▶ [Entries supplied]
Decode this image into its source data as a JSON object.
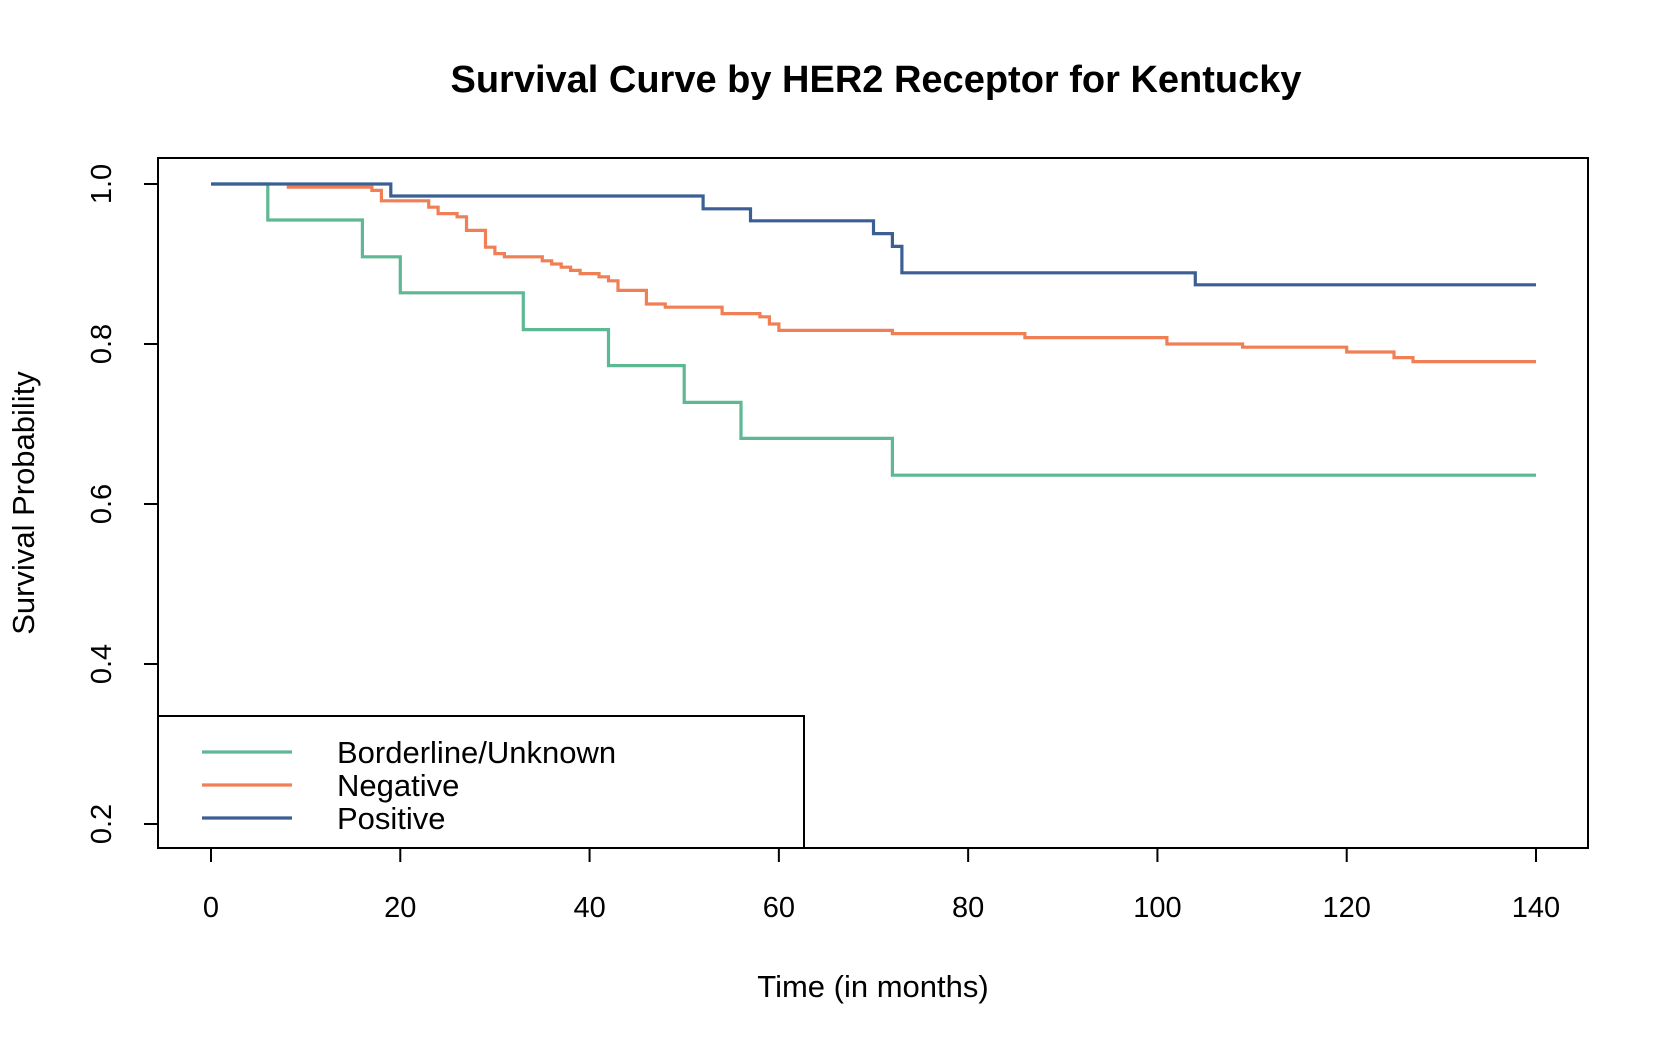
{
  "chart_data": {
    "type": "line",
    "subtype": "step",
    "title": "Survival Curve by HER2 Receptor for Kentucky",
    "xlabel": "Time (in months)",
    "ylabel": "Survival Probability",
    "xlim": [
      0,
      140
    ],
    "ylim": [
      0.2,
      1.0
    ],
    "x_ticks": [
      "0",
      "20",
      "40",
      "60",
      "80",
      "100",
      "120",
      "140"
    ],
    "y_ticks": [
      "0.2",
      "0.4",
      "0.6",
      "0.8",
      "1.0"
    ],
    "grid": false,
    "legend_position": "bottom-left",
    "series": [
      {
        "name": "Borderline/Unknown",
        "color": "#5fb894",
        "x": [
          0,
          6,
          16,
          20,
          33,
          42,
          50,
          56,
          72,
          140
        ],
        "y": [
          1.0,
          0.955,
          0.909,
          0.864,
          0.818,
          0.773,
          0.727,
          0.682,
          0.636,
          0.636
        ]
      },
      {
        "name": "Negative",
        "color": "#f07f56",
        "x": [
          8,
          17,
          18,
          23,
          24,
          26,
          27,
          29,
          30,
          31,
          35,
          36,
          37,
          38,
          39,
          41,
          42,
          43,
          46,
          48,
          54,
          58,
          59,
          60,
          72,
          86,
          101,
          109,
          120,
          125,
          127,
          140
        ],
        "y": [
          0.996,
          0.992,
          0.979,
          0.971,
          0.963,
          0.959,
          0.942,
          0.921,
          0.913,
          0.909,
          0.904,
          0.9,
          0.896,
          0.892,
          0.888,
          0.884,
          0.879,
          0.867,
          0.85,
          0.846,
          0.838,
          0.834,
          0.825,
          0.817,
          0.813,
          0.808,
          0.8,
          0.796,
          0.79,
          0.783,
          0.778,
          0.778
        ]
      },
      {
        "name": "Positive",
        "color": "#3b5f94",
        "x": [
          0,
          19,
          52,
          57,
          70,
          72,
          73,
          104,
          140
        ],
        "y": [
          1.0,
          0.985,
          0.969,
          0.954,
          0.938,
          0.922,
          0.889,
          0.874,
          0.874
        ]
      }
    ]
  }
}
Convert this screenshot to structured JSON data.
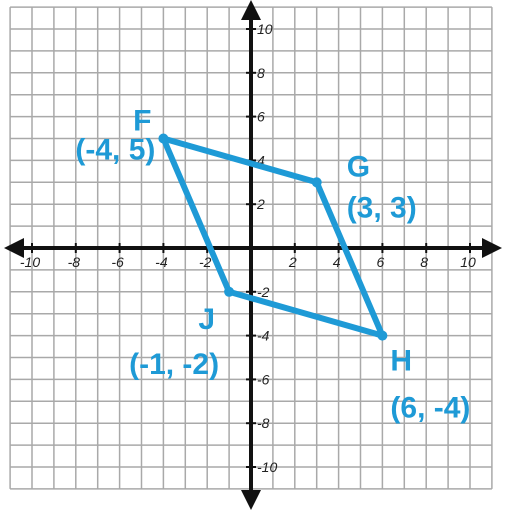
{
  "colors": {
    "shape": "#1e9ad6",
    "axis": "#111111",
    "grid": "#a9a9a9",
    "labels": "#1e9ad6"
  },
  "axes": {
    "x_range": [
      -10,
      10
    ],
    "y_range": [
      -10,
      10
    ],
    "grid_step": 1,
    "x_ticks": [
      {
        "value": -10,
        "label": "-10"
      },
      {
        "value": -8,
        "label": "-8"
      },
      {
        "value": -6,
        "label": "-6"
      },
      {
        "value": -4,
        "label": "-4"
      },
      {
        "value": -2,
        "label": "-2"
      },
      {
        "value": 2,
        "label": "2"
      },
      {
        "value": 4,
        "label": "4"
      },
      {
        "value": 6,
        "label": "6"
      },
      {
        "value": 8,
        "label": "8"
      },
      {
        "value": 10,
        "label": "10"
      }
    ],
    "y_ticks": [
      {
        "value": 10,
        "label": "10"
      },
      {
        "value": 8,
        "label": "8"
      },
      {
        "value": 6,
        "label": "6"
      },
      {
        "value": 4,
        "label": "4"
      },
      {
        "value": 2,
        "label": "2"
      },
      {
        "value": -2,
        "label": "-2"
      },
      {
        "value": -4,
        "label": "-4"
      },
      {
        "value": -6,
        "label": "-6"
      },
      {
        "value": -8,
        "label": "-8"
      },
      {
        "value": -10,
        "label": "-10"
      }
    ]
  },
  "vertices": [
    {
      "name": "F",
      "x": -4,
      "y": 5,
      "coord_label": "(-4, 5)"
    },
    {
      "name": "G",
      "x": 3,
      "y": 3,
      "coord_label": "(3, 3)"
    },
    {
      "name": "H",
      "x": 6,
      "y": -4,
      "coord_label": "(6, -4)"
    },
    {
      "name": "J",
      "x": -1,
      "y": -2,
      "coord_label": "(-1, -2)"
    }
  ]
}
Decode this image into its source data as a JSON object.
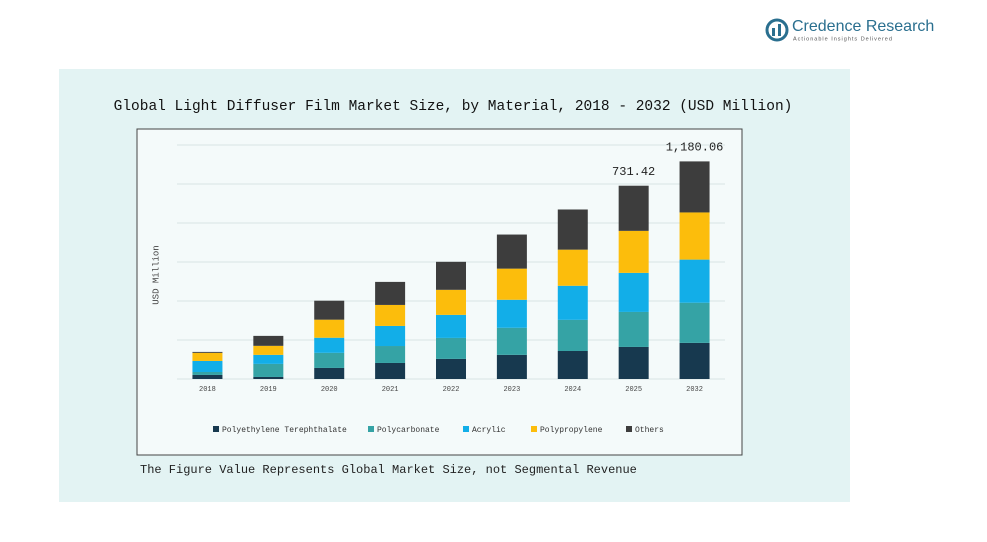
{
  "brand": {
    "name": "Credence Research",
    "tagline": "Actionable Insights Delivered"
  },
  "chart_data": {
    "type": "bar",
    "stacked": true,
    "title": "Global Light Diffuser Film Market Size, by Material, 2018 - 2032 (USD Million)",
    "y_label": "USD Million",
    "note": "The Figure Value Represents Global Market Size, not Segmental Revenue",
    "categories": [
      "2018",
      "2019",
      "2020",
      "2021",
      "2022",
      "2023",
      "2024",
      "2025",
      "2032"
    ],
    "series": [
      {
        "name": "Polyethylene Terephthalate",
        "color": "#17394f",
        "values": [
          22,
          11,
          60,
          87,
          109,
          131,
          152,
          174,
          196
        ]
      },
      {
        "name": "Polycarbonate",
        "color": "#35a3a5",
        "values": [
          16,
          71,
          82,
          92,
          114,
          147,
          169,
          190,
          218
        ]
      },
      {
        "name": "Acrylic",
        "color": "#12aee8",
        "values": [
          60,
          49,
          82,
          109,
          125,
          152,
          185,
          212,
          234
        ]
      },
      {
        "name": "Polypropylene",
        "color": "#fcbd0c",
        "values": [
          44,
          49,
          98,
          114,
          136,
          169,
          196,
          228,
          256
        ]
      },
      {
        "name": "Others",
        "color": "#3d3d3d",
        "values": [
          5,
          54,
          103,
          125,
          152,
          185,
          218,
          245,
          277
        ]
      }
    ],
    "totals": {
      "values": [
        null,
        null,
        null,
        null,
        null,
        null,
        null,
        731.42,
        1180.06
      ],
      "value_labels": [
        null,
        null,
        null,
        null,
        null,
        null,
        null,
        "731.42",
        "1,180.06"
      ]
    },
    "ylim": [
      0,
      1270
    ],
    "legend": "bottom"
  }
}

▶ [Task goal] Leave out all pictures, then copy the remaining material exactly.

▶ [Written answer]
Decode this image into its source data as a JSON object.
{
  "chart_data": {
    "type": "line",
    "subtype": "step",
    "title": "Survival Curve by HER2 Receptor for Kentucky",
    "xlabel": "Time (in months)",
    "ylabel": "Survival Probability",
    "xlim": [
      0,
      140
    ],
    "ylim": [
      0.2,
      1.0
    ],
    "x_ticks": [
      "0",
      "20",
      "40",
      "60",
      "80",
      "100",
      "120",
      "140"
    ],
    "y_ticks": [
      "0.2",
      "0.4",
      "0.6",
      "0.8",
      "1.0"
    ],
    "grid": false,
    "legend_position": "bottom-left",
    "series": [
      {
        "name": "Borderline/Unknown",
        "color": "#5fb894",
        "x": [
          0,
          6,
          16,
          20,
          33,
          42,
          50,
          56,
          72,
          140
        ],
        "y": [
          1.0,
          0.955,
          0.909,
          0.864,
          0.818,
          0.773,
          0.727,
          0.682,
          0.636,
          0.636
        ]
      },
      {
        "name": "Negative",
        "color": "#f07f56",
        "x": [
          8,
          17,
          18,
          23,
          24,
          26,
          27,
          29,
          30,
          31,
          35,
          36,
          37,
          38,
          39,
          41,
          42,
          43,
          46,
          48,
          54,
          58,
          59,
          60,
          72,
          86,
          101,
          109,
          120,
          125,
          127,
          140
        ],
        "y": [
          0.996,
          0.992,
          0.979,
          0.971,
          0.963,
          0.959,
          0.942,
          0.921,
          0.913,
          0.909,
          0.904,
          0.9,
          0.896,
          0.892,
          0.888,
          0.884,
          0.879,
          0.867,
          0.85,
          0.846,
          0.838,
          0.834,
          0.825,
          0.817,
          0.813,
          0.808,
          0.8,
          0.796,
          0.79,
          0.783,
          0.778,
          0.778
        ]
      },
      {
        "name": "Positive",
        "color": "#3b5f94",
        "x": [
          0,
          19,
          52,
          57,
          70,
          72,
          73,
          104,
          140
        ],
        "y": [
          1.0,
          0.985,
          0.969,
          0.954,
          0.938,
          0.922,
          0.889,
          0.874,
          0.874
        ]
      }
    ]
  }
}
Convert this screenshot to structured JSON data.
{
  "colors": {
    "shape": "#1e9ad6",
    "axis": "#111111",
    "grid": "#a9a9a9",
    "labels": "#1e9ad6"
  },
  "axes": {
    "x_range": [
      -10,
      10
    ],
    "y_range": [
      -10,
      10
    ],
    "grid_step": 1,
    "x_ticks": [
      {
        "value": -10,
        "label": "-10"
      },
      {
        "value": -8,
        "label": "-8"
      },
      {
        "value": -6,
        "label": "-6"
      },
      {
        "value": -4,
        "label": "-4"
      },
      {
        "value": -2,
        "label": "-2"
      },
      {
        "value": 2,
        "label": "2"
      },
      {
        "value": 4,
        "label": "4"
      },
      {
        "value": 6,
        "label": "6"
      },
      {
        "value": 8,
        "label": "8"
      },
      {
        "value": 10,
        "label": "10"
      }
    ],
    "y_ticks": [
      {
        "value": 10,
        "label": "10"
      },
      {
        "value": 8,
        "label": "8"
      },
      {
        "value": 6,
        "label": "6"
      },
      {
        "value": 4,
        "label": "4"
      },
      {
        "value": 2,
        "label": "2"
      },
      {
        "value": -2,
        "label": "-2"
      },
      {
        "value": -4,
        "label": "-4"
      },
      {
        "value": -6,
        "label": "-6"
      },
      {
        "value": -8,
        "label": "-8"
      },
      {
        "value": -10,
        "label": "-10"
      }
    ]
  },
  "vertices": [
    {
      "name": "F",
      "x": -4,
      "y": 5,
      "coord_label": "(-4, 5)"
    },
    {
      "name": "G",
      "x": 3,
      "y": 3,
      "coord_label": "(3, 3)"
    },
    {
      "name": "H",
      "x": 6,
      "y": -4,
      "coord_label": "(6, -4)"
    },
    {
      "name": "J",
      "x": -1,
      "y": -2,
      "coord_label": "(-1, -2)"
    }
  ]
}
Decode this image into its source data as a JSON object.
{
  "brand": {
    "name": "Credence Research",
    "tagline": "Actionable Insights Delivered"
  },
  "chart_data": {
    "type": "bar",
    "stacked": true,
    "title": "Global Light Diffuser Film Market Size, by Material, 2018 - 2032 (USD Million)",
    "y_label": "USD Million",
    "note": "The Figure Value Represents Global Market Size, not Segmental Revenue",
    "categories": [
      "2018",
      "2019",
      "2020",
      "2021",
      "2022",
      "2023",
      "2024",
      "2025",
      "2032"
    ],
    "series": [
      {
        "name": "Polyethylene Terephthalate",
        "color": "#17394f",
        "values": [
          22,
          11,
          60,
          87,
          109,
          131,
          152,
          174,
          196
        ]
      },
      {
        "name": "Polycarbonate",
        "color": "#35a3a5",
        "values": [
          16,
          71,
          82,
          92,
          114,
          147,
          169,
          190,
          218
        ]
      },
      {
        "name": "Acrylic",
        "color": "#12aee8",
        "values": [
          60,
          49,
          82,
          109,
          125,
          152,
          185,
          212,
          234
        ]
      },
      {
        "name": "Polypropylene",
        "color": "#fcbd0c",
        "values": [
          44,
          49,
          98,
          114,
          136,
          169,
          196,
          228,
          256
        ]
      },
      {
        "name": "Others",
        "color": "#3d3d3d",
        "values": [
          5,
          54,
          103,
          125,
          152,
          185,
          218,
          245,
          277
        ]
      }
    ],
    "totals": {
      "values": [
        null,
        null,
        null,
        null,
        null,
        null,
        null,
        731.42,
        1180.06
      ],
      "value_labels": [
        null,
        null,
        null,
        null,
        null,
        null,
        null,
        "731.42",
        "1,180.06"
      ]
    },
    "ylim": [
      0,
      1270
    ],
    "legend": "bottom"
  }
}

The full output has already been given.